** START Input records **
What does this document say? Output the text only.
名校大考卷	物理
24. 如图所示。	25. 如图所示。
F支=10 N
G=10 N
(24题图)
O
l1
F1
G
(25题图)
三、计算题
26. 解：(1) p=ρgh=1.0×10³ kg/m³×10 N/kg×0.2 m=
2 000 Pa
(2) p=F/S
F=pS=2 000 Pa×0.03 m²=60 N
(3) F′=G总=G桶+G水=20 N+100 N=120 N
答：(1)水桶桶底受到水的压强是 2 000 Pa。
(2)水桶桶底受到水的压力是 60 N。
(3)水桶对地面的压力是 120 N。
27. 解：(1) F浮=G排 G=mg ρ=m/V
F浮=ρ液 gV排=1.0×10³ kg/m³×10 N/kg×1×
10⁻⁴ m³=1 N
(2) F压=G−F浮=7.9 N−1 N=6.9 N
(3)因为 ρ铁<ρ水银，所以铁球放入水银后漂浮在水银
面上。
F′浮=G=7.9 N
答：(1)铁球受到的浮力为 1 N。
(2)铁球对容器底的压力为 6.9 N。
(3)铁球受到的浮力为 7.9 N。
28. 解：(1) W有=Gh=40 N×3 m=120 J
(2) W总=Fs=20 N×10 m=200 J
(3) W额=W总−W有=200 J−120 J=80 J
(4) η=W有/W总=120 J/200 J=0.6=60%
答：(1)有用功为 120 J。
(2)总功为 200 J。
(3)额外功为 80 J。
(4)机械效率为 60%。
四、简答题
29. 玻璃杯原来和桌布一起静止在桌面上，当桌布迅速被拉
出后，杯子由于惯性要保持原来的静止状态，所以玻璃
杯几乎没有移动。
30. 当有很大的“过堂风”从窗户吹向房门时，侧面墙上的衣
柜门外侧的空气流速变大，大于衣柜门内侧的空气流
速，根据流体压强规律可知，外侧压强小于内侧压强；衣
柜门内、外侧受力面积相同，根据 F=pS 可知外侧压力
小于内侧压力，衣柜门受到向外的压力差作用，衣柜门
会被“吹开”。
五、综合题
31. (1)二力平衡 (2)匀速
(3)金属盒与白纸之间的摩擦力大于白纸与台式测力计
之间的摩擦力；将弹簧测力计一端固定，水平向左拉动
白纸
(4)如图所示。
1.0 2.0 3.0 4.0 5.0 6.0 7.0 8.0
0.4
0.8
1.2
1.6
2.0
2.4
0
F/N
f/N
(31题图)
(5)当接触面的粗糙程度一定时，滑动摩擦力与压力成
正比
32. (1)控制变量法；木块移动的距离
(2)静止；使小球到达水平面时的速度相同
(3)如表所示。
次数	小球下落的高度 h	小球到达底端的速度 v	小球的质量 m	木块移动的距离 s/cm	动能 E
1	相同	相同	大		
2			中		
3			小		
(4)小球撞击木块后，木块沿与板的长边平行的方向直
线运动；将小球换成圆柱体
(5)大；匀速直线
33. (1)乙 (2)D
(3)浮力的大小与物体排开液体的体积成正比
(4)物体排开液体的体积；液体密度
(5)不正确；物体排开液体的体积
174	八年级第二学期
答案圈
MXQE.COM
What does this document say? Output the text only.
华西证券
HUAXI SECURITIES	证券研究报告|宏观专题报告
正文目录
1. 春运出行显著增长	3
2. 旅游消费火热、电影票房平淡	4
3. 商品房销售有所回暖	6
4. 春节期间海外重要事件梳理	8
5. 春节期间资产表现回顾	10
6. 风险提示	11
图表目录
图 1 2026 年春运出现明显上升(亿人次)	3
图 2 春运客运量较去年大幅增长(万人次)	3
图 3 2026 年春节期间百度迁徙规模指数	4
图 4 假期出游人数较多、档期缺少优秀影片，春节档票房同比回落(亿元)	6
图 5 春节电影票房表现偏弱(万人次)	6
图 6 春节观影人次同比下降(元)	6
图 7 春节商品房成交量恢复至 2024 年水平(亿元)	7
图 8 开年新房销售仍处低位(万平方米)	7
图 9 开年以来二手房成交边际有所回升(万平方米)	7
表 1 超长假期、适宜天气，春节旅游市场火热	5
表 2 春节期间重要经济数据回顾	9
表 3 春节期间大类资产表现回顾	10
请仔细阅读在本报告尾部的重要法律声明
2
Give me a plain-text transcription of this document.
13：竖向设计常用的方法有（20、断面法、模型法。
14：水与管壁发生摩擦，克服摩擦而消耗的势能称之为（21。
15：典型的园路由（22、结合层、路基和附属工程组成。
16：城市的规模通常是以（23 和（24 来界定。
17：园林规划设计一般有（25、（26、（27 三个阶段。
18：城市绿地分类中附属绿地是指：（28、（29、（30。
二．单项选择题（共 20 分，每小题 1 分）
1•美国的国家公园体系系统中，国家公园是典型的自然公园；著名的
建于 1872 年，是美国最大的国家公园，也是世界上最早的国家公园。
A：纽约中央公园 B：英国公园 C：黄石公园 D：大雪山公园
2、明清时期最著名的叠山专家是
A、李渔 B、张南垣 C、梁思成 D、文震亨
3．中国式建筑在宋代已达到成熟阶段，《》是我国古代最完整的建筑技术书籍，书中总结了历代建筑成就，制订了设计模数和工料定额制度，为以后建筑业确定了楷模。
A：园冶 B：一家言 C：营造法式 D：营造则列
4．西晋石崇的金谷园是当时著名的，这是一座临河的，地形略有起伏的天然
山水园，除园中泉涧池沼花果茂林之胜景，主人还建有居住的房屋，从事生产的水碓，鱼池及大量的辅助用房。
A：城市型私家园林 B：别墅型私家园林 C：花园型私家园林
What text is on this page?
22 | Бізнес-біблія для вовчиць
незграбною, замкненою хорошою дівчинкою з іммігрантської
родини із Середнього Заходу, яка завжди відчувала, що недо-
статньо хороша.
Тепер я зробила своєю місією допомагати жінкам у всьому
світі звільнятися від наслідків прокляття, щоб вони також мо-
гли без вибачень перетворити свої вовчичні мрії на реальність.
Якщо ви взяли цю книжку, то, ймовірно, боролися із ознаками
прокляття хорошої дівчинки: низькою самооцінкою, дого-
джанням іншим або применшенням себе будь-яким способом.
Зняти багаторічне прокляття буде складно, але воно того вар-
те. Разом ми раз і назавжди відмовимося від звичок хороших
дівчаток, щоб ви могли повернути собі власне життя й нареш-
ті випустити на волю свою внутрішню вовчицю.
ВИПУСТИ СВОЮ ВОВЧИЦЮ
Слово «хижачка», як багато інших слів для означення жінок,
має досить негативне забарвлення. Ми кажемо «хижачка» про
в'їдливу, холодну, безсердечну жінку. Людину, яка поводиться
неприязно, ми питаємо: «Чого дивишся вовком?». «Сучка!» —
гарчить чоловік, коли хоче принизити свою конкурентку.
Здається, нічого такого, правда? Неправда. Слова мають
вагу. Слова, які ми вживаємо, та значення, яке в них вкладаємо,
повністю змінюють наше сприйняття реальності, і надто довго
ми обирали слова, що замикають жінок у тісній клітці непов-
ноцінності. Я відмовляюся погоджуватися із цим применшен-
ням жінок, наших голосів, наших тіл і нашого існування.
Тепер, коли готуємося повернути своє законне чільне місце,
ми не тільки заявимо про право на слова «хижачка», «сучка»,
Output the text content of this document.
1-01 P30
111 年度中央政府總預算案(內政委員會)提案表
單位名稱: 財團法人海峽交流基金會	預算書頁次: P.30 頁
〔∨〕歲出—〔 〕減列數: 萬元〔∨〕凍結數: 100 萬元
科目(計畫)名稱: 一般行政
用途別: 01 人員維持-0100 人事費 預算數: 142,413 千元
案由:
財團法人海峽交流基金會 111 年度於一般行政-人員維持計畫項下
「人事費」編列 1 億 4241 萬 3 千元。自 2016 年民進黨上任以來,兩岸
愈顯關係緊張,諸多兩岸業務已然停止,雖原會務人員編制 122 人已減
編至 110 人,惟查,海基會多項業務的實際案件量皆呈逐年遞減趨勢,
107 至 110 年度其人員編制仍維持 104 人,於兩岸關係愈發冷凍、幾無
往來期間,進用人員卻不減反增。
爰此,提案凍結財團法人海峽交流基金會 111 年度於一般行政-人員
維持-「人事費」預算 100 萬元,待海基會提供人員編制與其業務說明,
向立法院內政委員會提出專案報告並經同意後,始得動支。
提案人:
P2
** END Input records **
## What you should do
Select every line of the records holding the string "коли".

## Reply to the exercise
гарчить чоловік, коли хоче принизити свою конкурентку.
Тепер, коли готуємося повернути своє законне чільне місце,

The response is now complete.